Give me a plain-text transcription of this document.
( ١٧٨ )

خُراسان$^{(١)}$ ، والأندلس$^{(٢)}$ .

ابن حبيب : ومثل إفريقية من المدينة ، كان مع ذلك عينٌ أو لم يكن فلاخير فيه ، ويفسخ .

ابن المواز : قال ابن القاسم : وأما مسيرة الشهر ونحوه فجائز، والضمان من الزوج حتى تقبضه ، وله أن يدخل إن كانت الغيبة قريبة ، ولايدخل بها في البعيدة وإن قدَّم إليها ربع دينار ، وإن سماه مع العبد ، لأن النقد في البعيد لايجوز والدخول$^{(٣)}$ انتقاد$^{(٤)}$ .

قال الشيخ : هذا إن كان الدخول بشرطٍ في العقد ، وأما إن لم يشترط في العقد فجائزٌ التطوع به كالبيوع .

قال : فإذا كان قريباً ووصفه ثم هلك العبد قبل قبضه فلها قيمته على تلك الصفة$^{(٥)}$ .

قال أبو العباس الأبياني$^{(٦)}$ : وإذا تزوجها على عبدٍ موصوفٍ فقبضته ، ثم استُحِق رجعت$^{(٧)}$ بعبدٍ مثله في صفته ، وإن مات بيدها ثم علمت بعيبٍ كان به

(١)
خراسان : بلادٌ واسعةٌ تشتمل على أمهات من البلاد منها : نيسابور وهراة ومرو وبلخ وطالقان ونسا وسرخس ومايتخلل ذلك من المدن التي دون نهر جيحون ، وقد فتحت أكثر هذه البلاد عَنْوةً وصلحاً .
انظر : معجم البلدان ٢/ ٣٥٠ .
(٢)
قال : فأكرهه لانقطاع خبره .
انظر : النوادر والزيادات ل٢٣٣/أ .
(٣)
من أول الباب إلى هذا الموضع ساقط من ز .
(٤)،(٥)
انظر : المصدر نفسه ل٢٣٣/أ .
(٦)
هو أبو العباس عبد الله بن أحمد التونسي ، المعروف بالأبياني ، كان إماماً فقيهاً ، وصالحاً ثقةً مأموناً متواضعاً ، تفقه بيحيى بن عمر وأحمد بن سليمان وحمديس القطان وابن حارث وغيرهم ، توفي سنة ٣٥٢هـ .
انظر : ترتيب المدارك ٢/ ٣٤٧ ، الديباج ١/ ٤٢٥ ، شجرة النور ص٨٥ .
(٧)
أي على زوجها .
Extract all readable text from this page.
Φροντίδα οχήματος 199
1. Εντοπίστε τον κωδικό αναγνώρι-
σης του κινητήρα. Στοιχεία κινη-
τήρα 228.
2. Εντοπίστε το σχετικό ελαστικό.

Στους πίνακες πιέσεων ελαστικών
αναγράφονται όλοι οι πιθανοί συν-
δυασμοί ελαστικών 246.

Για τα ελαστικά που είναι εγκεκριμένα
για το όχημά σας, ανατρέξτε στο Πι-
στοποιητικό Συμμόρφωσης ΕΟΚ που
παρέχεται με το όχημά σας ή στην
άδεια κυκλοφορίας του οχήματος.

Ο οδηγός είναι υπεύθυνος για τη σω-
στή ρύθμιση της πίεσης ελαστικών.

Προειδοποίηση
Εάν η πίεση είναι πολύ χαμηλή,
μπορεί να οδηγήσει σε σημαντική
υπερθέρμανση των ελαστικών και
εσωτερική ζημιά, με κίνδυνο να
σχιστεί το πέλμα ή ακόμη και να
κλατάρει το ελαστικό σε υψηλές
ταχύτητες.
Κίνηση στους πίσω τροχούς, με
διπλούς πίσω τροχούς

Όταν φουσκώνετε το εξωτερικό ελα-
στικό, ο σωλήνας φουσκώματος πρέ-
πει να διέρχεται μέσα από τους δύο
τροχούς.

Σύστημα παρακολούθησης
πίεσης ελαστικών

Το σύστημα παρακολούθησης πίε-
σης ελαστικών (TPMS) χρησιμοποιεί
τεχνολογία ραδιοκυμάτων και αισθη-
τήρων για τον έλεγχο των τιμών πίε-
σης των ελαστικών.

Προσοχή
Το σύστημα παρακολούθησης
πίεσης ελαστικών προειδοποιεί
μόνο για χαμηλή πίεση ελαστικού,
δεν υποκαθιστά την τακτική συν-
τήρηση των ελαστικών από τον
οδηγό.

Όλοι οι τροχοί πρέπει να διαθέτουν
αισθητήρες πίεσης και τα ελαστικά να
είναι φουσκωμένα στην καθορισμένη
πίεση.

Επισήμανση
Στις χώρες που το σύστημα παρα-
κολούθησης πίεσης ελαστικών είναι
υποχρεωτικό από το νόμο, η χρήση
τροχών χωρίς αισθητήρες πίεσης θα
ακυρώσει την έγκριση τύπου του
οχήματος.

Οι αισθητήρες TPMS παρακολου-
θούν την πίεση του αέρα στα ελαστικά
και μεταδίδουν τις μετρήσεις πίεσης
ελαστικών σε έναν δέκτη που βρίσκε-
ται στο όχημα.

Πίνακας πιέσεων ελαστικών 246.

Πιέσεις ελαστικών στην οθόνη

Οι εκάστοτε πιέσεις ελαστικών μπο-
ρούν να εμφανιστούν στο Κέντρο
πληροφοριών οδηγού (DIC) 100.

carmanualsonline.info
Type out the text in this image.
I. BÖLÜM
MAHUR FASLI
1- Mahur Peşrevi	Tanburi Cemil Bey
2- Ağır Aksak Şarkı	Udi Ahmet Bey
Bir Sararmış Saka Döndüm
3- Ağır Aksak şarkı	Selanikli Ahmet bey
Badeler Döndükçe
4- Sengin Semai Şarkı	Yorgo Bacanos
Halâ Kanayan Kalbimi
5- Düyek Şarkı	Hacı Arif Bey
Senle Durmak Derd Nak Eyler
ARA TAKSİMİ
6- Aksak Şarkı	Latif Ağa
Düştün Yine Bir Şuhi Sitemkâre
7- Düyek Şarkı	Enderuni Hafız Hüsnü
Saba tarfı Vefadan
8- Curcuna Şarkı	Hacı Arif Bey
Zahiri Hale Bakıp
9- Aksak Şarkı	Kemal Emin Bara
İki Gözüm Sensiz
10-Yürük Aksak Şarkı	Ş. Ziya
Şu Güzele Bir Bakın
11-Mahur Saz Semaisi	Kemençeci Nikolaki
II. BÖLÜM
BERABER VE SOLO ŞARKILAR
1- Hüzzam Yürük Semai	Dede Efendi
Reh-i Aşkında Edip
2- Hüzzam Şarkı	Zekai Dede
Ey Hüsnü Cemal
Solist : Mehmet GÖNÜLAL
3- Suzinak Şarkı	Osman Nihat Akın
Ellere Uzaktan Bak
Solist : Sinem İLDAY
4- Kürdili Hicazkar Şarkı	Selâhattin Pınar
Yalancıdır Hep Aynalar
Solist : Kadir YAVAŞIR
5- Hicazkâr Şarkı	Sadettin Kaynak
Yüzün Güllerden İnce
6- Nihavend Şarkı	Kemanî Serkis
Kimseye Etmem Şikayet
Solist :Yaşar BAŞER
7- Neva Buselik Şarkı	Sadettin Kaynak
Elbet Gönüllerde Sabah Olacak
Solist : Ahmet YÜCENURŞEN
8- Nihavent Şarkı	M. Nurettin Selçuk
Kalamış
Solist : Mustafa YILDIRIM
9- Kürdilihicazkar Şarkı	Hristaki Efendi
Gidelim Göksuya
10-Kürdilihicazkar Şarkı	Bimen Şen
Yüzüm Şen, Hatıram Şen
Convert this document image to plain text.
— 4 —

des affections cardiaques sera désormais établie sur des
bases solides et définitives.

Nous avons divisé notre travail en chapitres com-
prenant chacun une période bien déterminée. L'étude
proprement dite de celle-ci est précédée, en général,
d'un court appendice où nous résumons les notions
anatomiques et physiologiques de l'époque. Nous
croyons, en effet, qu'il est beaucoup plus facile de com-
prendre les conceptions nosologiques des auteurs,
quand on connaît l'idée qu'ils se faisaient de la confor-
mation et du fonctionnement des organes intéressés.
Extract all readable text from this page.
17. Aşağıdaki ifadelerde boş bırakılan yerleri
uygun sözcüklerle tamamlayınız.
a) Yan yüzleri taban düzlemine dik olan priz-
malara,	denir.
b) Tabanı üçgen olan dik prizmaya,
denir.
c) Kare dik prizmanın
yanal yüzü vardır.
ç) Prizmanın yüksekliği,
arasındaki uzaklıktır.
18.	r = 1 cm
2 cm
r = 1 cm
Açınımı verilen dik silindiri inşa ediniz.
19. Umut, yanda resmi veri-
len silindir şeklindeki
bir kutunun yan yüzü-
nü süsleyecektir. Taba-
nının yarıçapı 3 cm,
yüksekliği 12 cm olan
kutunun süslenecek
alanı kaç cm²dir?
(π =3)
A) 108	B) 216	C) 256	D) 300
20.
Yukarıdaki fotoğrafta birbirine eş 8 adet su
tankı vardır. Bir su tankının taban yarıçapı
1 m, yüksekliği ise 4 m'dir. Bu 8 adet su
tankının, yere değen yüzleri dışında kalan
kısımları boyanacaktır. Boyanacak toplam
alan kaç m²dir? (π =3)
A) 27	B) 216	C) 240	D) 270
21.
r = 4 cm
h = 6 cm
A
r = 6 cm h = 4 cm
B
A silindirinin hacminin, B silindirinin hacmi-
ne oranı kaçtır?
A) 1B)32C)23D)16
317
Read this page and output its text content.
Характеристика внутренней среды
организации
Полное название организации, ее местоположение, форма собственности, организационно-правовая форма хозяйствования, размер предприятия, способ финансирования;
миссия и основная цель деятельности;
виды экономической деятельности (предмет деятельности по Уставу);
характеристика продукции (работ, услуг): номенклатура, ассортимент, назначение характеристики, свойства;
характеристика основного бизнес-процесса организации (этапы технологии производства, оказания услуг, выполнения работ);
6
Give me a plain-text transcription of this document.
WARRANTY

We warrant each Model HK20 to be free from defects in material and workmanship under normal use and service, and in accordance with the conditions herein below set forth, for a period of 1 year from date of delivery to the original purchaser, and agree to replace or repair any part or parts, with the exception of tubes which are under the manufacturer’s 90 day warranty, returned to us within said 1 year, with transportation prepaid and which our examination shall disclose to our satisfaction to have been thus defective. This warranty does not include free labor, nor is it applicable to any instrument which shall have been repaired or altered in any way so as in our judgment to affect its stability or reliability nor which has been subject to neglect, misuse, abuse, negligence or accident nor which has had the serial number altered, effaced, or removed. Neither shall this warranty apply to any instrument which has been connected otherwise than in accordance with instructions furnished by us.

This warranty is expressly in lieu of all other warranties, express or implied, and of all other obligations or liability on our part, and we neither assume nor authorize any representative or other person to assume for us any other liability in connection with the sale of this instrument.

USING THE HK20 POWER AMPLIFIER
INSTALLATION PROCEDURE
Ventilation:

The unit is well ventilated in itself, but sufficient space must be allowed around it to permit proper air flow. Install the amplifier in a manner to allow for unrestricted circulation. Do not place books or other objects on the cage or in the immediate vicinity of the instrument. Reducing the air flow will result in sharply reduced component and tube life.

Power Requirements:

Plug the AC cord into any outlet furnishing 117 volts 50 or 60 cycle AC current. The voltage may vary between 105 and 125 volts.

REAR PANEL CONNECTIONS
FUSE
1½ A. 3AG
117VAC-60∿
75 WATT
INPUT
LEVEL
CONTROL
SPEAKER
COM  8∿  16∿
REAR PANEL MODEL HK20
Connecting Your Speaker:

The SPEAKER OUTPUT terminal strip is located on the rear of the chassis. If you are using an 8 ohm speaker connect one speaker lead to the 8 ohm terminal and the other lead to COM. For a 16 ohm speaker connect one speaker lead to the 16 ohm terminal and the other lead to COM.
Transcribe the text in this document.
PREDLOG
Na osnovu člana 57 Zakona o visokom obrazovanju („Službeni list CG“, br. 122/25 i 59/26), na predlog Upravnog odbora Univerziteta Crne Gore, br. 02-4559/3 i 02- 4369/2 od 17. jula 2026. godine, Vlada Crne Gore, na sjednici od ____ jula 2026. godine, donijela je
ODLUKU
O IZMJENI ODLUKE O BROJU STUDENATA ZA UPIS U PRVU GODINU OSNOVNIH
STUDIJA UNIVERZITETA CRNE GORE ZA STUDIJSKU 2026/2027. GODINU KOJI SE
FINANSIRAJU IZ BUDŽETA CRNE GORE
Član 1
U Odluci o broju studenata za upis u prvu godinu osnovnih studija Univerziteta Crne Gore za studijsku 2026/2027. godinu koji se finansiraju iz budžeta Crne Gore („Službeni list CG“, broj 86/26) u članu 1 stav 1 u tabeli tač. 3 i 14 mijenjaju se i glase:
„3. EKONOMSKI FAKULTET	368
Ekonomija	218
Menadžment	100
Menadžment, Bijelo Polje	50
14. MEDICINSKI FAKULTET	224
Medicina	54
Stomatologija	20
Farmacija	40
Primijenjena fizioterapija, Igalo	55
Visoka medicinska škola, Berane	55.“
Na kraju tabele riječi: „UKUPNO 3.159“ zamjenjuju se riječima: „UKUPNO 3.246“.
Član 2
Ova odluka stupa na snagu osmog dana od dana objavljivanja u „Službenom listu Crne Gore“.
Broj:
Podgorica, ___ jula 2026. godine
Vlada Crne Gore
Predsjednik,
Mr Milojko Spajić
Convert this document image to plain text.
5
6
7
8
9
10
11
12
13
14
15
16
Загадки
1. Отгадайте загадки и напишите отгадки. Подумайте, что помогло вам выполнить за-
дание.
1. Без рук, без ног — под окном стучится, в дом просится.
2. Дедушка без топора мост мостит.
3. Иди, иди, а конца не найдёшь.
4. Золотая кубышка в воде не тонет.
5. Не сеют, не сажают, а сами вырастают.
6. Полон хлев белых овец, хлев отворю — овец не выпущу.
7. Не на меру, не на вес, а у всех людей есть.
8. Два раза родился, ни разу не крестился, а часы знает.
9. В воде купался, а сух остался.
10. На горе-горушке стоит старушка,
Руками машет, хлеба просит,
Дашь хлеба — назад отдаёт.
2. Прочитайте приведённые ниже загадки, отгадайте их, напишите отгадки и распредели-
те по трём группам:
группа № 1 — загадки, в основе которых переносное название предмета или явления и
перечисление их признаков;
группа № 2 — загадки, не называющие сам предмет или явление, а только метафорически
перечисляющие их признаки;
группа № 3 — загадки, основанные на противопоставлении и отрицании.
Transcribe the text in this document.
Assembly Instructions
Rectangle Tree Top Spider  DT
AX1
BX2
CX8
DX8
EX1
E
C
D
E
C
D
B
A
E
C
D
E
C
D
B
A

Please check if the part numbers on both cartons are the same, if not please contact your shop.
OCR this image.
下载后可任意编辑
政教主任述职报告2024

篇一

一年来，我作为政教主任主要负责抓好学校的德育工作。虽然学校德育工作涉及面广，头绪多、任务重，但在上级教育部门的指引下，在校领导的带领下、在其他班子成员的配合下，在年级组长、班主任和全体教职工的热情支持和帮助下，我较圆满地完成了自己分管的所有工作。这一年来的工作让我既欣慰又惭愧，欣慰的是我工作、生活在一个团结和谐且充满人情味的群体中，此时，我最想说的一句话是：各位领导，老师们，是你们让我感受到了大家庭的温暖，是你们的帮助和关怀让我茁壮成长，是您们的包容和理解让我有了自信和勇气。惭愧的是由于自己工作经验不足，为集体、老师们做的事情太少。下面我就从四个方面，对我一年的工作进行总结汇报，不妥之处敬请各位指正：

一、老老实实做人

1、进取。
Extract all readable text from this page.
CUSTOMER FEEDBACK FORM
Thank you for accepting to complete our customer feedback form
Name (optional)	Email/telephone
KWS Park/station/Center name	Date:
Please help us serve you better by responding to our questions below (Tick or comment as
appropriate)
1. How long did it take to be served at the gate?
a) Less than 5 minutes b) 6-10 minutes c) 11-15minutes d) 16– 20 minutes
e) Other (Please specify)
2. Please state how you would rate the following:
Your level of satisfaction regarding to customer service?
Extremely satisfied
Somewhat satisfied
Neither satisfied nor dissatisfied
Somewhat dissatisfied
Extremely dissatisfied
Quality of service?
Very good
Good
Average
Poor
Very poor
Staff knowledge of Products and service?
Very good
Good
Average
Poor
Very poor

★ ★ ★ ★ ★

Task directions ->
Give back only a number, the number of lines where the string "услуг" occurs.

Written answer ->
2